EXERCISE: Find how many lines in the material hold the word "costs", then state that number and nothing more.

MATERIAL SUPPLIED:
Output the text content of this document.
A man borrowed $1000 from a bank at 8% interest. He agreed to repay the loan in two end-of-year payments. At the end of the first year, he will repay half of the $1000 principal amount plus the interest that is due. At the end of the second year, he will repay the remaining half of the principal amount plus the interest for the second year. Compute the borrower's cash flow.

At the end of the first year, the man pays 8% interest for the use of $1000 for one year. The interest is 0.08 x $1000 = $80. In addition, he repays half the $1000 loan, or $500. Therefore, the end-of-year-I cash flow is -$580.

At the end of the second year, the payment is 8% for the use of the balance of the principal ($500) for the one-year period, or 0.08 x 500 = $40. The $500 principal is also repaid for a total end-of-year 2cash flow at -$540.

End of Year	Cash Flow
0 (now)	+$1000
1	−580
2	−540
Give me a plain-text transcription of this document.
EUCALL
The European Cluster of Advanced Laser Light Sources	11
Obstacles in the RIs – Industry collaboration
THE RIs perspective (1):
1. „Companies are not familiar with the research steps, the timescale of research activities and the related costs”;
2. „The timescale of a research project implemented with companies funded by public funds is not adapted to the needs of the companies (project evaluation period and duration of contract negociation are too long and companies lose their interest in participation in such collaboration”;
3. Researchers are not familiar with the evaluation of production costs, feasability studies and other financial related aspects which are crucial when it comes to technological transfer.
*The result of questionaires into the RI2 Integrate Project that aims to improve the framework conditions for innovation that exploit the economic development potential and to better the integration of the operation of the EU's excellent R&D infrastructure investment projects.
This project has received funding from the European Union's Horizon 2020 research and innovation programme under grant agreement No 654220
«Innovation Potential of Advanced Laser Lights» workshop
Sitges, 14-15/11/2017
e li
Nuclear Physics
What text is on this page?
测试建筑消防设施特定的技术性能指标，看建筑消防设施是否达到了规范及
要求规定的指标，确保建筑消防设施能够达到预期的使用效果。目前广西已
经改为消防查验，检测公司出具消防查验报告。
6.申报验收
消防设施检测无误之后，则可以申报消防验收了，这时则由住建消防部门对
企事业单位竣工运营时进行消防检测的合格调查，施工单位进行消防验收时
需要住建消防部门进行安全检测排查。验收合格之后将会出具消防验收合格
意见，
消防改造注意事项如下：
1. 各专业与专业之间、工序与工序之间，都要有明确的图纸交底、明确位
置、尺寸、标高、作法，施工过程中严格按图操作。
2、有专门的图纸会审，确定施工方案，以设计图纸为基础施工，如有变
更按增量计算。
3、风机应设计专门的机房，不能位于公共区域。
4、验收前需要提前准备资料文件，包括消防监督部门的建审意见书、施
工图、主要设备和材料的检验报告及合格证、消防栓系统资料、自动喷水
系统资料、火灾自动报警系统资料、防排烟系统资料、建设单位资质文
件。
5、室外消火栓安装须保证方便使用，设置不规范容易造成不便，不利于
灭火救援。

TASK SOLUTION: 2